*Records supplied*.
======

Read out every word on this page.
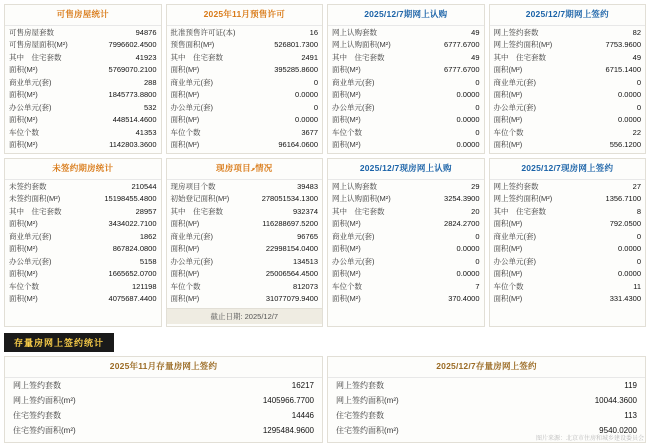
可售房屋统计
可售房屋套数	94876
可售房屋面积(M²)	7996602.4500
其中　住宅套数	41923
面积(M²)	5769070.2100
商业单元(套)	288
面积(M²)	1845773.8800
办公单元(套)	532
面积(M²)	448514.4600
车位个数	41353
面积(M²)	1142803.3600
2025年11月预售许可
批准预售许可证(本)	16
预售面积(M²)	526801.7300
其中　住宅套数	2491
面积(M²)	395285.8600
商业单元(套)	0
面积(M²)	0.0000
办公单元(套)	0
面积(M²)	0.0000
车位个数	3677
面积(M²)	96164.0600
2025/12/7期网上认购
网上认购套数	49
网上认购面积(M²)	6777.6700
其中　住宅套数	49
面积(M²)	6777.6700
商业单元(套)	0
面积(M²)	0.0000
办公单元(套)	0
面积(M²)	0.0000
车位个数	0
面积(M²)	0.0000
2025/12/7期网上签约
网上签约套数	82
网上签约面积(M²)	7753.9600
其中　住宅套数	49
面积(M²)	6715.1400
商业单元(套)	0
面积(M²)	0.0000
办公单元(套)	0
面积(M²)	0.0000
车位个数	22
面积(M²)	556.1200
未签约期房统计
未签约套数	210544
未签约面积(M²)	15198455.4800
其中　住宅套数	28957
面积(M²)	3434022.7100
商业单元(套)	1862
面积(M²)	867824.0800
办公单元(套)	5158
面积(M²)	1665652.0700
车位个数	121198
面积(M²)	4075687.4400
现房项目ވ情况
现房项目个数	39483
初始登记面积(M²)	278051534.1300
其中　住宅套数	932374
面积(M²)	116288697.5200
商业单元(套)	96765
面积(M²)	22998154.0400
办公单元(套)	134513
面积(M²)	25006564.4500
车位个数	812073
面积(M²)	31077079.9400
截止日期: 2025/12/7
2025/12/7现房网上认购
网上认购套数	29
网上认购面积(M²)	3254.3900
其中　住宅套数	20
面积(M²)	2824.2700
商业单元(套)	0
面积(M²)	0.0000
办公单元(套)	0
面积(M²)	0.0000
车位个数	7
面积(M²)	370.4000
2025/12/7现房网上签约
网上签约套数	27
网上签约面积(M²)	1356.7100
其中　住宅套数	8
面积(M²)	792.0500
商业单元(套)	0
面积(M²)	0.0000
办公单元(套)	0
面积(M²)	0.0000
车位个数	11
面积(M²)	331.4300
存量房网上签约统计
2025年11月存量房网上签约
网上签约套数	16217
网上签约面积(m²)	1405966.7700
住宅签约套数	14446
住宅签约面积(m²)	1295484.9600
2025/12/7存量房网上签约
网上签约套数	119
网上签约面积(m²)	10044.3600
住宅签约套数	113
住宅签约面积(m²)	9540.0200
图片来源：北京市住房和城乡建设委员会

======

*Given exercise*. Each entry must be retyped word for word, with every image omitted.

*Solution*.
Read out every word on this page.
可售房屋统计
可售房屋套数	94876
可售房屋面积(M²)	7996602.4500
其中　住宅套数	41923
面积(M²)	5769070.2100
商业单元(套)	288
面积(M²)	1845773.8800
办公单元(套)	532
面积(M²)	448514.4600
车位个数	41353
面积(M²)	1142803.3600
2025年11月预售许可
批准预售许可证(本)	16
预售面积(M²)	526801.7300
其中　住宅套数	2491
面积(M²)	395285.8600
商业单元(套)	0
面积(M²)	0.0000
办公单元(套)	0
面积(M²)	0.0000
车位个数	3677
面积(M²)	96164.0600
2025/12/7期网上认购
网上认购套数	49
网上认购面积(M²)	6777.6700
其中　住宅套数	49
面积(M²)	6777.6700
商业单元(套)	0
面积(M²)	0.0000
办公单元(套)	0
面积(M²)	0.0000
车位个数	0
面积(M²)	0.0000
2025/12/7期网上签约
网上签约套数	82
网上签约面积(M²)	7753.9600
其中　住宅套数	49
面积(M²)	6715.1400
商业单元(套)	0
面积(M²)	0.0000
办公单元(套)	0
面积(M²)	0.0000
车位个数	22
面积(M²)	556.1200
未签约期房统计
未签约套数	210544
未签约面积(M²)	15198455.4800
其中　住宅套数	28957
面积(M²)	3434022.7100
商业单元(套)	1862
面积(M²)	867824.0800
办公单元(套)	5158
面积(M²)	1665652.0700
车位个数	121198
面积(M²)	4075687.4400
现房项目ވ情况
现房项目个数	39483
初始登记面积(M²)	278051534.1300
其中　住宅套数	932374
面积(M²)	116288697.5200
商业单元(套)	96765
面积(M²)	22998154.0400
办公单元(套)	134513
面积(M²)	25006564.4500
车位个数	812073
面积(M²)	31077079.9400
截止日期: 2025/12/7
2025/12/7现房网上认购
网上认购套数	29
网上认购面积(M²)	3254.3900
其中　住宅套数	20
面积(M²)	2824.2700
商业单元(套)	0
面积(M²)	0.0000
办公单元(套)	0
面积(M²)	0.0000
车位个数	7
面积(M²)	370.4000
2025/12/7现房网上签约
网上签约套数	27
网上签约面积(M²)	1356.7100
其中　住宅套数	8
面积(M²)	792.0500
商业单元(套)	0
面积(M²)	0.0000
办公单元(套)	0
面积(M²)	0.0000
车位个数	11
面积(M²)	331.4300
存量房网上签约统计
2025年11月存量房网上签约
网上签约套数	16217
网上签约面积(m²)	1405966.7700
住宅签约套数	14446
住宅签约面积(m²)	1295484.9600
2025/12/7存量房网上签约
网上签约套数	119
网上签约面积(m²)	10044.3600
住宅签约套数	113
住宅签约面积(m²)	9540.0200
图片来源：北京市住房和城乡建设委员会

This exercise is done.